GIVEN EXERCISE
Provide the number of lines where the word "arcmin" occurs, and no other text.

Dataset listings of figures:
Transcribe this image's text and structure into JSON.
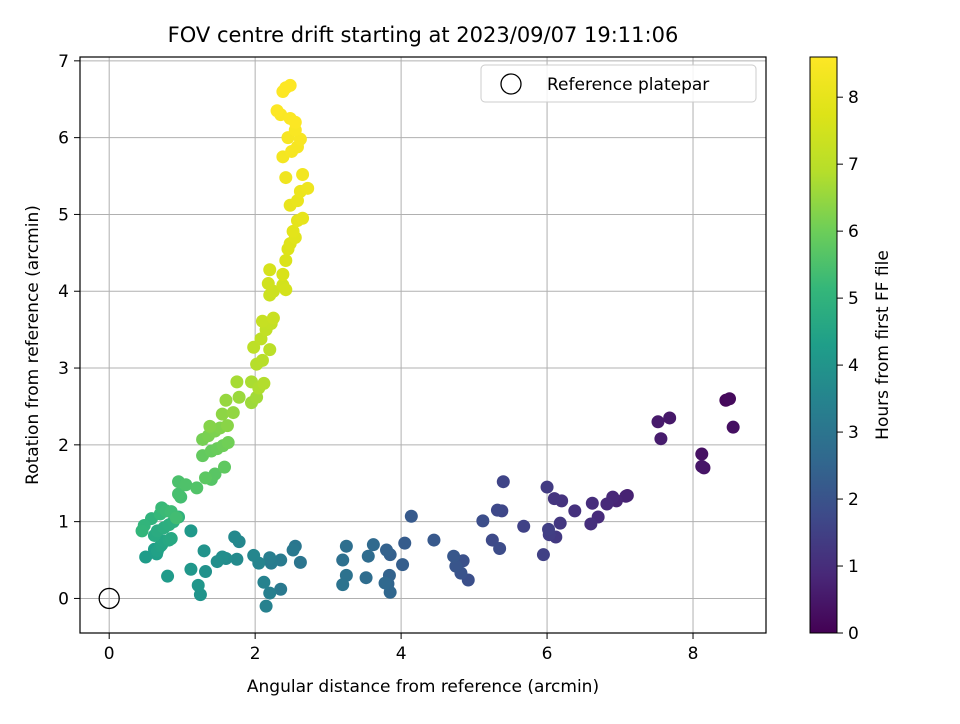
{
  "chart_data": {
    "type": "scatter",
    "title": "FOV centre drift starting at 2023/09/07 19:11:06",
    "xlabel": "Angular distance from reference (arcmin)",
    "ylabel": "Rotation from reference (arcmin)",
    "xlim": [
      -0.4,
      9.0
    ],
    "ylim": [
      -0.45,
      7.05
    ],
    "x_ticks": [
      0,
      2,
      4,
      6,
      8
    ],
    "y_ticks": [
      0,
      1,
      2,
      3,
      4,
      5,
      6,
      7
    ],
    "grid": true,
    "legend": {
      "placement": "top-right",
      "entries": [
        "Reference platepar"
      ]
    },
    "reference_point": {
      "x": 0,
      "y": 0
    },
    "colorbar": {
      "label": "Hours from first FF file",
      "colormap": "viridis",
      "range": [
        0,
        8.6
      ],
      "ticks": [
        0,
        1,
        2,
        3,
        4,
        5,
        6,
        7,
        8
      ]
    },
    "points": [
      {
        "x": 8.45,
        "y": 2.58,
        "c": 0.15
      },
      {
        "x": 8.5,
        "y": 2.6,
        "c": 0.2
      },
      {
        "x": 8.55,
        "y": 2.23,
        "c": 0.3
      },
      {
        "x": 8.12,
        "y": 1.88,
        "c": 0.35
      },
      {
        "x": 8.15,
        "y": 1.7,
        "c": 0.4
      },
      {
        "x": 8.12,
        "y": 1.72,
        "c": 0.45
      },
      {
        "x": 7.68,
        "y": 2.35,
        "c": 0.5
      },
      {
        "x": 7.52,
        "y": 2.3,
        "c": 0.55
      },
      {
        "x": 7.56,
        "y": 2.08,
        "c": 0.6
      },
      {
        "x": 7.1,
        "y": 1.34,
        "c": 0.7
      },
      {
        "x": 7.08,
        "y": 1.33,
        "c": 0.75
      },
      {
        "x": 6.95,
        "y": 1.27,
        "c": 0.8
      },
      {
        "x": 6.9,
        "y": 1.32,
        "c": 0.85
      },
      {
        "x": 6.82,
        "y": 1.23,
        "c": 0.9
      },
      {
        "x": 6.7,
        "y": 1.06,
        "c": 0.95
      },
      {
        "x": 6.62,
        "y": 1.24,
        "c": 1.0
      },
      {
        "x": 6.6,
        "y": 0.97,
        "c": 1.05
      },
      {
        "x": 6.38,
        "y": 1.14,
        "c": 1.1
      },
      {
        "x": 6.2,
        "y": 1.27,
        "c": 1.15
      },
      {
        "x": 6.1,
        "y": 1.3,
        "c": 1.2
      },
      {
        "x": 6.18,
        "y": 0.98,
        "c": 1.25
      },
      {
        "x": 6.12,
        "y": 0.8,
        "c": 1.3
      },
      {
        "x": 6.0,
        "y": 1.45,
        "c": 1.35
      },
      {
        "x": 6.03,
        "y": 0.83,
        "c": 1.4
      },
      {
        "x": 6.02,
        "y": 0.9,
        "c": 1.45
      },
      {
        "x": 5.95,
        "y": 0.57,
        "c": 1.5
      },
      {
        "x": 5.68,
        "y": 0.94,
        "c": 1.55
      },
      {
        "x": 5.4,
        "y": 1.52,
        "c": 1.6
      },
      {
        "x": 5.38,
        "y": 1.14,
        "c": 1.65
      },
      {
        "x": 5.32,
        "y": 1.15,
        "c": 1.7
      },
      {
        "x": 5.25,
        "y": 0.76,
        "c": 1.75
      },
      {
        "x": 5.35,
        "y": 0.65,
        "c": 1.8
      },
      {
        "x": 5.12,
        "y": 1.01,
        "c": 1.85
      },
      {
        "x": 4.92,
        "y": 0.24,
        "c": 1.9
      },
      {
        "x": 4.85,
        "y": 0.49,
        "c": 1.95
      },
      {
        "x": 4.82,
        "y": 0.33,
        "c": 2.0
      },
      {
        "x": 4.75,
        "y": 0.42,
        "c": 2.05
      },
      {
        "x": 4.72,
        "y": 0.55,
        "c": 2.1
      },
      {
        "x": 4.45,
        "y": 0.76,
        "c": 2.15
      },
      {
        "x": 4.14,
        "y": 1.07,
        "c": 2.2
      },
      {
        "x": 4.05,
        "y": 0.72,
        "c": 2.25
      },
      {
        "x": 4.02,
        "y": 0.44,
        "c": 2.3
      },
      {
        "x": 3.85,
        "y": 0.57,
        "c": 2.35
      },
      {
        "x": 3.8,
        "y": 0.63,
        "c": 2.4
      },
      {
        "x": 3.84,
        "y": 0.3,
        "c": 2.45
      },
      {
        "x": 3.82,
        "y": 0.19,
        "c": 2.5
      },
      {
        "x": 3.85,
        "y": 0.08,
        "c": 2.55
      },
      {
        "x": 3.78,
        "y": 0.2,
        "c": 2.6
      },
      {
        "x": 3.62,
        "y": 0.7,
        "c": 2.65
      },
      {
        "x": 3.55,
        "y": 0.55,
        "c": 2.7
      },
      {
        "x": 3.52,
        "y": 0.27,
        "c": 2.75
      },
      {
        "x": 3.25,
        "y": 0.68,
        "c": 2.8
      },
      {
        "x": 3.2,
        "y": 0.5,
        "c": 2.85
      },
      {
        "x": 3.25,
        "y": 0.3,
        "c": 2.9
      },
      {
        "x": 3.2,
        "y": 0.18,
        "c": 2.95
      },
      {
        "x": 2.62,
        "y": 0.47,
        "c": 3.0
      },
      {
        "x": 2.55,
        "y": 0.68,
        "c": 3.05
      },
      {
        "x": 2.52,
        "y": 0.63,
        "c": 3.1
      },
      {
        "x": 2.35,
        "y": 0.12,
        "c": 3.15
      },
      {
        "x": 2.35,
        "y": 0.5,
        "c": 3.2
      },
      {
        "x": 2.22,
        "y": 0.46,
        "c": 3.25
      },
      {
        "x": 2.2,
        "y": 0.53,
        "c": 3.3
      },
      {
        "x": 2.2,
        "y": 0.07,
        "c": 3.35
      },
      {
        "x": 2.15,
        "y": -0.1,
        "c": 3.4
      },
      {
        "x": 2.12,
        "y": 0.21,
        "c": 3.45
      },
      {
        "x": 2.05,
        "y": 0.46,
        "c": 3.5
      },
      {
        "x": 1.98,
        "y": 0.56,
        "c": 3.55
      },
      {
        "x": 1.78,
        "y": 0.74,
        "c": 3.6
      },
      {
        "x": 1.72,
        "y": 0.8,
        "c": 3.65
      },
      {
        "x": 1.75,
        "y": 0.51,
        "c": 3.7
      },
      {
        "x": 1.6,
        "y": 0.52,
        "c": 3.75
      },
      {
        "x": 1.55,
        "y": 0.54,
        "c": 3.8
      },
      {
        "x": 1.48,
        "y": 0.48,
        "c": 3.85
      },
      {
        "x": 1.32,
        "y": 0.35,
        "c": 3.9
      },
      {
        "x": 1.3,
        "y": 0.62,
        "c": 3.95
      },
      {
        "x": 1.25,
        "y": 0.05,
        "c": 4.0
      },
      {
        "x": 1.22,
        "y": 0.17,
        "c": 4.05
      },
      {
        "x": 1.12,
        "y": 0.38,
        "c": 4.1
      },
      {
        "x": 1.12,
        "y": 0.88,
        "c": 4.15
      },
      {
        "x": 0.8,
        "y": 0.29,
        "c": 4.2
      },
      {
        "x": 0.5,
        "y": 0.54,
        "c": 4.25
      },
      {
        "x": 0.62,
        "y": 0.64,
        "c": 4.3
      },
      {
        "x": 0.65,
        "y": 0.58,
        "c": 4.35
      },
      {
        "x": 0.66,
        "y": 0.62,
        "c": 4.4
      },
      {
        "x": 0.7,
        "y": 0.68,
        "c": 4.45
      },
      {
        "x": 0.72,
        "y": 0.7,
        "c": 4.5
      },
      {
        "x": 0.74,
        "y": 0.75,
        "c": 4.55
      },
      {
        "x": 0.82,
        "y": 0.76,
        "c": 4.6
      },
      {
        "x": 0.85,
        "y": 0.78,
        "c": 4.65
      },
      {
        "x": 0.62,
        "y": 0.82,
        "c": 4.7
      },
      {
        "x": 0.66,
        "y": 0.88,
        "c": 4.75
      },
      {
        "x": 0.75,
        "y": 0.92,
        "c": 4.8
      },
      {
        "x": 0.82,
        "y": 0.96,
        "c": 4.85
      },
      {
        "x": 0.88,
        "y": 1.0,
        "c": 4.9
      },
      {
        "x": 0.95,
        "y": 1.06,
        "c": 4.95
      },
      {
        "x": 0.58,
        "y": 1.04,
        "c": 5.0
      },
      {
        "x": 0.48,
        "y": 0.95,
        "c": 5.05
      },
      {
        "x": 0.45,
        "y": 0.88,
        "c": 5.1
      },
      {
        "x": 0.7,
        "y": 1.1,
        "c": 5.15
      },
      {
        "x": 0.72,
        "y": 1.18,
        "c": 5.2
      },
      {
        "x": 0.78,
        "y": 1.14,
        "c": 5.25
      },
      {
        "x": 0.85,
        "y": 1.13,
        "c": 5.3
      },
      {
        "x": 0.92,
        "y": 1.05,
        "c": 5.35
      },
      {
        "x": 0.98,
        "y": 1.32,
        "c": 5.4
      },
      {
        "x": 0.95,
        "y": 1.36,
        "c": 5.45
      },
      {
        "x": 0.95,
        "y": 1.52,
        "c": 5.5
      },
      {
        "x": 1.05,
        "y": 1.48,
        "c": 5.55
      },
      {
        "x": 1.2,
        "y": 1.44,
        "c": 5.6
      },
      {
        "x": 1.4,
        "y": 1.55,
        "c": 5.65
      },
      {
        "x": 1.45,
        "y": 1.62,
        "c": 5.7
      },
      {
        "x": 1.32,
        "y": 1.57,
        "c": 5.75
      },
      {
        "x": 1.58,
        "y": 1.71,
        "c": 5.8
      },
      {
        "x": 1.28,
        "y": 1.86,
        "c": 5.85
      },
      {
        "x": 1.4,
        "y": 1.92,
        "c": 5.9
      },
      {
        "x": 1.48,
        "y": 1.95,
        "c": 5.95
      },
      {
        "x": 1.56,
        "y": 1.99,
        "c": 6.0
      },
      {
        "x": 1.63,
        "y": 2.03,
        "c": 6.05
      },
      {
        "x": 1.28,
        "y": 2.07,
        "c": 6.1
      },
      {
        "x": 1.36,
        "y": 2.12,
        "c": 6.15
      },
      {
        "x": 1.45,
        "y": 2.18,
        "c": 6.2
      },
      {
        "x": 1.52,
        "y": 2.22,
        "c": 6.25
      },
      {
        "x": 1.38,
        "y": 2.24,
        "c": 6.3
      },
      {
        "x": 1.62,
        "y": 2.25,
        "c": 6.35
      },
      {
        "x": 1.55,
        "y": 2.4,
        "c": 6.4
      },
      {
        "x": 1.7,
        "y": 2.42,
        "c": 6.45
      },
      {
        "x": 1.6,
        "y": 2.58,
        "c": 6.5
      },
      {
        "x": 1.78,
        "y": 2.62,
        "c": 6.55
      },
      {
        "x": 1.95,
        "y": 2.55,
        "c": 6.6
      },
      {
        "x": 2.02,
        "y": 2.62,
        "c": 6.65
      },
      {
        "x": 1.75,
        "y": 2.82,
        "c": 6.7
      },
      {
        "x": 1.95,
        "y": 2.82,
        "c": 6.75
      },
      {
        "x": 2.05,
        "y": 2.74,
        "c": 6.8
      },
      {
        "x": 2.12,
        "y": 2.8,
        "c": 6.85
      },
      {
        "x": 2.02,
        "y": 3.05,
        "c": 6.9
      },
      {
        "x": 2.1,
        "y": 3.1,
        "c": 6.95
      },
      {
        "x": 2.2,
        "y": 3.24,
        "c": 7.0
      },
      {
        "x": 1.98,
        "y": 3.27,
        "c": 7.05
      },
      {
        "x": 2.08,
        "y": 3.38,
        "c": 7.1
      },
      {
        "x": 2.15,
        "y": 3.5,
        "c": 7.15
      },
      {
        "x": 2.22,
        "y": 3.58,
        "c": 7.2
      },
      {
        "x": 2.1,
        "y": 3.61,
        "c": 7.25
      },
      {
        "x": 2.25,
        "y": 3.65,
        "c": 7.3
      },
      {
        "x": 2.2,
        "y": 3.95,
        "c": 7.35
      },
      {
        "x": 2.25,
        "y": 4.0,
        "c": 7.4
      },
      {
        "x": 2.18,
        "y": 4.1,
        "c": 7.45
      },
      {
        "x": 2.38,
        "y": 4.08,
        "c": 7.5
      },
      {
        "x": 2.42,
        "y": 4.02,
        "c": 7.55
      },
      {
        "x": 2.2,
        "y": 4.28,
        "c": 7.6
      },
      {
        "x": 2.38,
        "y": 4.22,
        "c": 7.65
      },
      {
        "x": 2.42,
        "y": 4.4,
        "c": 7.7
      },
      {
        "x": 2.45,
        "y": 4.55,
        "c": 7.75
      },
      {
        "x": 2.48,
        "y": 4.62,
        "c": 7.8
      },
      {
        "x": 2.55,
        "y": 4.7,
        "c": 7.85
      },
      {
        "x": 2.52,
        "y": 4.78,
        "c": 7.9
      },
      {
        "x": 2.58,
        "y": 4.92,
        "c": 7.95
      },
      {
        "x": 2.65,
        "y": 4.95,
        "c": 8.0
      },
      {
        "x": 2.48,
        "y": 5.12,
        "c": 8.05
      },
      {
        "x": 2.58,
        "y": 5.18,
        "c": 8.1
      },
      {
        "x": 2.62,
        "y": 5.3,
        "c": 8.15
      },
      {
        "x": 2.72,
        "y": 5.34,
        "c": 8.2
      },
      {
        "x": 2.42,
        "y": 5.48,
        "c": 8.25
      },
      {
        "x": 2.65,
        "y": 5.52,
        "c": 8.3
      },
      {
        "x": 2.38,
        "y": 5.75,
        "c": 8.35
      },
      {
        "x": 2.5,
        "y": 5.82,
        "c": 8.4
      },
      {
        "x": 2.58,
        "y": 5.88,
        "c": 8.42
      },
      {
        "x": 2.45,
        "y": 6.0,
        "c": 8.45
      },
      {
        "x": 2.62,
        "y": 5.98,
        "c": 8.47
      },
      {
        "x": 2.55,
        "y": 6.1,
        "c": 8.5
      },
      {
        "x": 2.35,
        "y": 6.3,
        "c": 8.52
      },
      {
        "x": 2.48,
        "y": 6.25,
        "c": 8.54
      },
      {
        "x": 2.55,
        "y": 6.2,
        "c": 8.56
      },
      {
        "x": 2.3,
        "y": 6.35,
        "c": 8.57
      },
      {
        "x": 2.38,
        "y": 6.6,
        "c": 8.58
      },
      {
        "x": 2.42,
        "y": 6.65,
        "c": 8.59
      },
      {
        "x": 2.48,
        "y": 6.68,
        "c": 8.6
      }
    ]
  }
}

TASK RESULT
2